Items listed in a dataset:
┄┄┄┄┄┄┄┄┄┄┄┄┄┄┄┄┄┄┄┄
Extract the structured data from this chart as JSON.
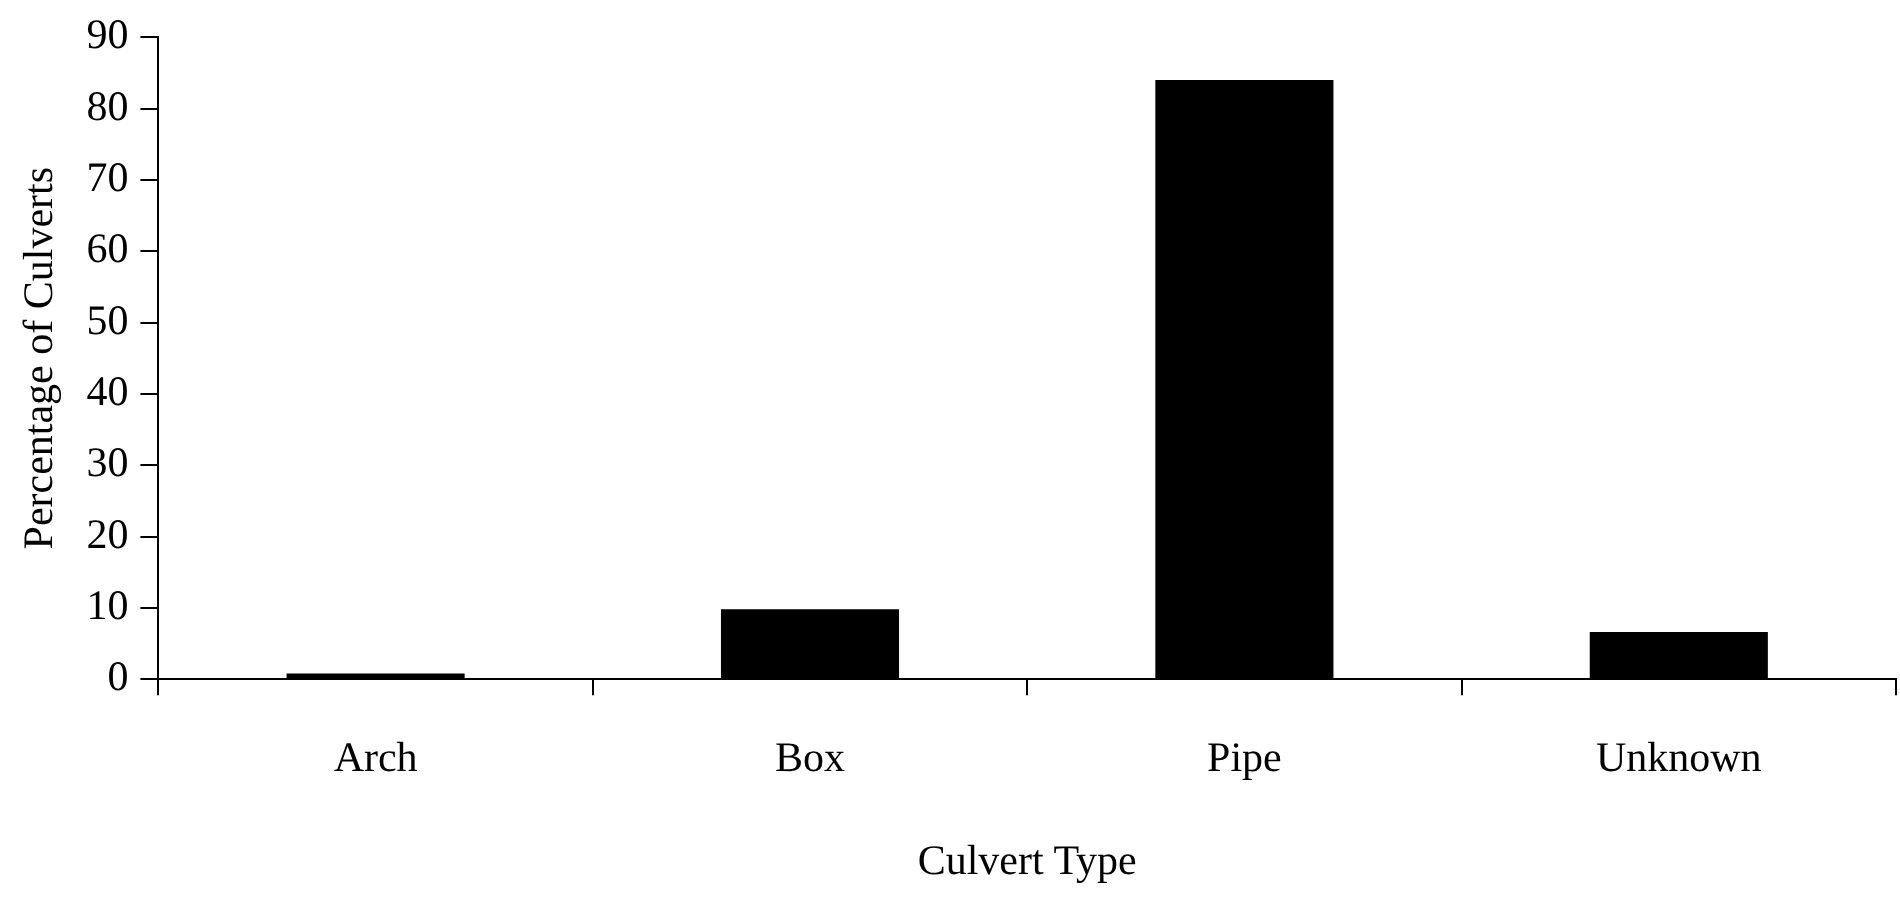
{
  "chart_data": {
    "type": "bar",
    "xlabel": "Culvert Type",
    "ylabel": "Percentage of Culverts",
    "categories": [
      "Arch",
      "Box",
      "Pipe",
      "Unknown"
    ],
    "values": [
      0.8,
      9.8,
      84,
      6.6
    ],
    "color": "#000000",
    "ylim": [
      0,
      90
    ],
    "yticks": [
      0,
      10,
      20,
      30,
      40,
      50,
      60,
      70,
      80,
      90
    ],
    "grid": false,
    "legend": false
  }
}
┄┄┄┄┄┄┄┄┄┄┄┄┄┄┄┄┄┄┄┄
* **Problem statement**
Restate the listing above word for word, and skip the pictures.

* **Result of this exercise**
Extract the structured data from this chart as JSON.
{
  "chart_data": {
    "type": "bar",
    "xlabel": "Culvert Type",
    "ylabel": "Percentage of Culverts",
    "categories": [
      "Arch",
      "Box",
      "Pipe",
      "Unknown"
    ],
    "values": [
      0.8,
      9.8,
      84,
      6.6
    ],
    "color": "#000000",
    "ylim": [
      0,
      90
    ],
    "yticks": [
      0,
      10,
      20,
      30,
      40,
      50,
      60,
      70,
      80,
      90
    ],
    "grid": false,
    "legend": false
  }
}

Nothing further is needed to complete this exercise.